━━━ PROVIDED RECORDS

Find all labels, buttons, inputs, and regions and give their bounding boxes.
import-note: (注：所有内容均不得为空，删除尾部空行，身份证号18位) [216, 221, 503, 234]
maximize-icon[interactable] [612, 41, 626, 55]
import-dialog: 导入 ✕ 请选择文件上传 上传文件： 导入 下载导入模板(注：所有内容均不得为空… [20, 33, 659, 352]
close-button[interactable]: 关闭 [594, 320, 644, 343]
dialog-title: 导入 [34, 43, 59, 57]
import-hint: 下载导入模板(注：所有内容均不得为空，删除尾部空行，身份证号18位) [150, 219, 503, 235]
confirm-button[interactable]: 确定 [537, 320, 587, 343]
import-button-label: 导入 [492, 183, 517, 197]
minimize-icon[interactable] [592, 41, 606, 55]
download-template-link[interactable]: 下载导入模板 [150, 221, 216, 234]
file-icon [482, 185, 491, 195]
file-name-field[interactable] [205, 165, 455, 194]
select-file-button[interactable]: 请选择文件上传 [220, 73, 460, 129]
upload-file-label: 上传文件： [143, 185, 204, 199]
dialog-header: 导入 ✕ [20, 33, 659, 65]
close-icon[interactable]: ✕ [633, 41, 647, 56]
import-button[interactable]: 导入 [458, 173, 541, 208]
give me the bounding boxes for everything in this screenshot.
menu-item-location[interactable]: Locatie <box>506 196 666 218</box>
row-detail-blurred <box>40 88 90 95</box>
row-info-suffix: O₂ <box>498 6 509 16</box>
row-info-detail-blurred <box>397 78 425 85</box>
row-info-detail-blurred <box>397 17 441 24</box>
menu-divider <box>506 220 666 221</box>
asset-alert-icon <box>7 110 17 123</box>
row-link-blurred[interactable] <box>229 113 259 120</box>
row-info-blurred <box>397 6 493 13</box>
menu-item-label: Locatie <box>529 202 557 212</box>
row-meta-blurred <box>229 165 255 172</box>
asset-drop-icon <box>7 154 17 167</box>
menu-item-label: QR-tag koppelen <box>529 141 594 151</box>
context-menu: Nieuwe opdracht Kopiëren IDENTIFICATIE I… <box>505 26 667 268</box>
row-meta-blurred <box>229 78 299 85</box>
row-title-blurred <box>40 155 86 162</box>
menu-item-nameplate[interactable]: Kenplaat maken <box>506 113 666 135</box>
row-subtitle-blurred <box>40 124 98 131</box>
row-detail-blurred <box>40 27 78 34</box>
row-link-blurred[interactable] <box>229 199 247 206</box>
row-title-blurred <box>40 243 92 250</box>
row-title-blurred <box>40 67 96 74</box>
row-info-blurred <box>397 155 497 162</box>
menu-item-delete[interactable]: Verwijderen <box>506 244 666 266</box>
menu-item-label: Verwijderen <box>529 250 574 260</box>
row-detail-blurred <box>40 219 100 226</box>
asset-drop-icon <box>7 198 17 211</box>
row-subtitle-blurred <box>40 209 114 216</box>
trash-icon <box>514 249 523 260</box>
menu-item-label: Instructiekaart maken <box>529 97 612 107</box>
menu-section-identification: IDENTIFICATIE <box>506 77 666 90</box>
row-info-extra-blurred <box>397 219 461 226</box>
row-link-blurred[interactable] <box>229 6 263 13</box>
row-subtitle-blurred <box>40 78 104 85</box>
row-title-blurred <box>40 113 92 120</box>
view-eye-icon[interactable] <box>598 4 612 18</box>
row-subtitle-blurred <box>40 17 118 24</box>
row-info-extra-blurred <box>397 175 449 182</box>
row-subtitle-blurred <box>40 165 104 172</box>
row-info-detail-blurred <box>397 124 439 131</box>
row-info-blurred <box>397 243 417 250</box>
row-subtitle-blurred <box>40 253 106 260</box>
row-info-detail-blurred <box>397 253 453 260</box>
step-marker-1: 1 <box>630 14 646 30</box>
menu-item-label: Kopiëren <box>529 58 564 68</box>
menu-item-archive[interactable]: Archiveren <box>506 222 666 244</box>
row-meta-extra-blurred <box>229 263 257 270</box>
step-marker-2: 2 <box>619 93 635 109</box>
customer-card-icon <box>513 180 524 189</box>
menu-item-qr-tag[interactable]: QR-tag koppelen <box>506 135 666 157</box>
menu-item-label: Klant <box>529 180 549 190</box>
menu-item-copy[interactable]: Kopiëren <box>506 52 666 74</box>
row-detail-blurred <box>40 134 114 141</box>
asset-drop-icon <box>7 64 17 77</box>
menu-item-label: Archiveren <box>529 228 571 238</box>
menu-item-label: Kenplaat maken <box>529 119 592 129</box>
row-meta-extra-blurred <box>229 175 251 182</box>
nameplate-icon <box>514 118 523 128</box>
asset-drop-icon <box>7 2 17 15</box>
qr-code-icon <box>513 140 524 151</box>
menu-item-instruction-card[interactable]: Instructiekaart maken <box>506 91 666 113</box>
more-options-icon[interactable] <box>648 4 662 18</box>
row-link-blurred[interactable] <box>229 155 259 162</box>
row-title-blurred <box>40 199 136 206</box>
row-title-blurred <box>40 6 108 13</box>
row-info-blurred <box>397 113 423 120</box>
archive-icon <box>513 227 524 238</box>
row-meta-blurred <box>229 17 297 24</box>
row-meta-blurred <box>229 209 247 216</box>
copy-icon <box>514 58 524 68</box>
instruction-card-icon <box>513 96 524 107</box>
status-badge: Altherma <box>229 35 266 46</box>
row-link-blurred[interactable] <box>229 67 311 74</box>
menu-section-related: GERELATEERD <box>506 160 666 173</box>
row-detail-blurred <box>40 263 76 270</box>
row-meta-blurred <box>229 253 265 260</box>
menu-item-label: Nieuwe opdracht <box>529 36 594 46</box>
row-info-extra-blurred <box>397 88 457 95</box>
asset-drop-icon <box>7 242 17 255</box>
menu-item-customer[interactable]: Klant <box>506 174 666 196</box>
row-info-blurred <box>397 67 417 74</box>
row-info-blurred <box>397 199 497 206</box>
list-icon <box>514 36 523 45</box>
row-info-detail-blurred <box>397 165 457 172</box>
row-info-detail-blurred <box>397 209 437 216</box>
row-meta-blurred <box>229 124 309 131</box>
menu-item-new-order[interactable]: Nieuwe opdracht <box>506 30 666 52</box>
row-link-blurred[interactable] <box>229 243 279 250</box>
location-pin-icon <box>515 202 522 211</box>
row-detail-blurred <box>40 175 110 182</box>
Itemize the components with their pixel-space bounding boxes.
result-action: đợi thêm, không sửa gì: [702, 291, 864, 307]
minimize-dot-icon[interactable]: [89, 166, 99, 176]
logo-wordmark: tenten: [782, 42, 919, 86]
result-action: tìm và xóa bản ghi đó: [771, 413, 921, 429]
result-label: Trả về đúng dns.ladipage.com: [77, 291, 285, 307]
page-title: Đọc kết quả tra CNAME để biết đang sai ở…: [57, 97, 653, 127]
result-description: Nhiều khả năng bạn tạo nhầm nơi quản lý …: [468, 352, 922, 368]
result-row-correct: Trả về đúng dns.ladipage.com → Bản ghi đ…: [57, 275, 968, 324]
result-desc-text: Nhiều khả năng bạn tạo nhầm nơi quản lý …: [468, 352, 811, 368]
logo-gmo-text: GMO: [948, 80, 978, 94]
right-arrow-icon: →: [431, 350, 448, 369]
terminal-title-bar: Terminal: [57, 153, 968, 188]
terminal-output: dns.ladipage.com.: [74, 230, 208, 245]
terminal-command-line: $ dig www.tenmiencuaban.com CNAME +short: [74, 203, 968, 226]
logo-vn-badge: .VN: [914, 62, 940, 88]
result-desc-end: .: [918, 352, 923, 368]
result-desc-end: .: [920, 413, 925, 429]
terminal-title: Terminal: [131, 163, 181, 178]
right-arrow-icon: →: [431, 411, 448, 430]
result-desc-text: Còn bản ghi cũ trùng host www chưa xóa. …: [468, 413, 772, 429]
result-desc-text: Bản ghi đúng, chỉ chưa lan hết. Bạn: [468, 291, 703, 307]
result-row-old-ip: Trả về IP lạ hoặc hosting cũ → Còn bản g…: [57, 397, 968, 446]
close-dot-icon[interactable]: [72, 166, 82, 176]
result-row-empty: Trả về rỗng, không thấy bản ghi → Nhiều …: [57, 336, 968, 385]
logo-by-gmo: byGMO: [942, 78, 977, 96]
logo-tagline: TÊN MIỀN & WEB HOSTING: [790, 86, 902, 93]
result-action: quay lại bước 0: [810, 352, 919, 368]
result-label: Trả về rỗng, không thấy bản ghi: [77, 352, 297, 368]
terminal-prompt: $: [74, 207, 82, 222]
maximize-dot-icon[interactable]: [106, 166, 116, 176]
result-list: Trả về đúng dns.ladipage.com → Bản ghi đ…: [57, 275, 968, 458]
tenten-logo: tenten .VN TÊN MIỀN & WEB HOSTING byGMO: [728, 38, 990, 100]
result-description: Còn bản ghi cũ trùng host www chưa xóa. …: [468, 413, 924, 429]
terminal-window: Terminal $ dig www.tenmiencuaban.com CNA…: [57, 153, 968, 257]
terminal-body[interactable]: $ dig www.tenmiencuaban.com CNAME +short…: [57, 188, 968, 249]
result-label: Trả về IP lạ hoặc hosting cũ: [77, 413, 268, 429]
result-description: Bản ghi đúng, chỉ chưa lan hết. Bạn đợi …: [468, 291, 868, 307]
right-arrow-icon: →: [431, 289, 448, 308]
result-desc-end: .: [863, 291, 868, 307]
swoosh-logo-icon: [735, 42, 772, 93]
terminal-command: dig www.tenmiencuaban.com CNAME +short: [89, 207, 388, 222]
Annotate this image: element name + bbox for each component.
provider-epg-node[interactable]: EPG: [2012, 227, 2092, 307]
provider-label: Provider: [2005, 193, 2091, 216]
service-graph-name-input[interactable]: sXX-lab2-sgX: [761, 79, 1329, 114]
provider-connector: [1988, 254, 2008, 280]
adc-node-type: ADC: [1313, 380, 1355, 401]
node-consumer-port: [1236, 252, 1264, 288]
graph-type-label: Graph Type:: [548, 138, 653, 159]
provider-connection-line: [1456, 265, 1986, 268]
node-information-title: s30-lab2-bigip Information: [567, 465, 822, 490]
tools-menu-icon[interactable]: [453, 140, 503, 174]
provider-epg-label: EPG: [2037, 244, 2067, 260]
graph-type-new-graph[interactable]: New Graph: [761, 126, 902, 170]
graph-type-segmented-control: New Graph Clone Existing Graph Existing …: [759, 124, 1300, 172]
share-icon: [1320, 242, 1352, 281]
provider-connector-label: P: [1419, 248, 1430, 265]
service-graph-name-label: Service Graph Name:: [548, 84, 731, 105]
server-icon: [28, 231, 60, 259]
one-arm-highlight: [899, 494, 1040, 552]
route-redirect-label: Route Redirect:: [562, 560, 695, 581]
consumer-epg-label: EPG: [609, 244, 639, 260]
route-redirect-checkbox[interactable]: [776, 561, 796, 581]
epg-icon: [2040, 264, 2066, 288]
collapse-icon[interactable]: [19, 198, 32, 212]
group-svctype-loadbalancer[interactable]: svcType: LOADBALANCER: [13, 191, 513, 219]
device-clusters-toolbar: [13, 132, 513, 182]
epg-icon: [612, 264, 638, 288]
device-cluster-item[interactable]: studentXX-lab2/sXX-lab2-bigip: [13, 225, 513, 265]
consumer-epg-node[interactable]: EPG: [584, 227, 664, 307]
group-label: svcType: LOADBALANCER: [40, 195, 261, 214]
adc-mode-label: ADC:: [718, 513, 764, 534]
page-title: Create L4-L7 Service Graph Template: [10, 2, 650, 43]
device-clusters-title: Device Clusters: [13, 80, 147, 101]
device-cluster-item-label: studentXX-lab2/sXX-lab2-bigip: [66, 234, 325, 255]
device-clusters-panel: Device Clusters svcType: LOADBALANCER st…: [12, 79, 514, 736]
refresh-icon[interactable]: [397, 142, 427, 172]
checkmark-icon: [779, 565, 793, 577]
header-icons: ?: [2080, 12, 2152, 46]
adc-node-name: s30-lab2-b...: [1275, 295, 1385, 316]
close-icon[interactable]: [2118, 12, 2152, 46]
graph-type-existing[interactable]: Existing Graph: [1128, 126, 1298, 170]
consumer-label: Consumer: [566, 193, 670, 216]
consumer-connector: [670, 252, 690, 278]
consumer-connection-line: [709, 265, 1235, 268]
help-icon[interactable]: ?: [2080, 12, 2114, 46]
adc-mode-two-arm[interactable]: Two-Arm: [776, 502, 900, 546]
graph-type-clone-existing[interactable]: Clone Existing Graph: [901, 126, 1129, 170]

━━━━━━

→ WRITTEN EXERCISE
Please lay out the data from its first line through the line with "row-meta-blurred <box>229 165 255 172</box>" as a JSON list of strings, one string per line, skipping any blank lines.

→ ANSWER IN FULL
[
  "Find all labels, buttons, inputs, and regions and give their bounding boxes.",
  "import-note: (注：所有内容均不得为空，删除尾部空行，身份证号18位) [216, 221, 503, 234]",
  "maximize-icon[interactable] [612, 41, 626, 55]",
  "import-dialog: 导入 ✕ 请选择文件上传 上传文件： 导入 下载导入模板(注：所有内容均不得为空… [20, 33, 659, 352]",
  "close-button[interactable]: 关闭 [594, 320, 644, 343]",
  "dialog-title: 导入 [34, 43, 59, 57]",
  "import-hint: 下载导入模板(注：所有内容均不得为空，删除尾部空行，身份证号18位) [150, 219, 503, 235]",
  "confirm-button[interactable]: 确定 [537, 320, 587, 343]",
  "import-button-label: 导入 [492, 183, 517, 197]",
  "minimize-icon[interactable] [592, 41, 606, 55]",
  "download-template-link[interactable]: 下载导入模板 [150, 221, 216, 234]",
  "file-icon [482, 185, 491, 195]",
  "file-name-field[interactable] [205, 165, 455, 194]",
  "select-file-button[interactable]: 请选择文件上传 [220, 73, 460, 129]",
  "upload-file-label: 上传文件： [143, 185, 204, 199]",
  "dialog-header: 导入 ✕ [20, 33, 659, 65]",
  "close-icon[interactable]: ✕ [633, 41, 647, 56]",
  "import-button[interactable]: 导入 [458, 173, 541, 208]",
  "give me the bounding boxes for everything in this screenshot.",
  "menu-item-location[interactable]: Locatie <box>506 196 666 218</box>",
  "row-detail-blurred <box>40 88 90 95</box>",
  "row-info-suffix: O₂ <box>498 6 509 16</box>",
  "row-info-detail-blurred <box>397 78 425 85</box>",
  "row-info-detail-blurred <box>397 17 441 24</box>",
  "menu-divider <box>506 220 666 221</box>",
  "asset-alert-icon <box>7 110 17 123</box>",
  "row-link-blurred[interactable] <box>229 113 259 120</box>",
  "row-info-blurred <box>397 6 493 13</box>",
  "menu-item-label: Locatie <box>529 202 557 212</box>",
  "row-meta-blurred <box>229 165 255 172</box>"
]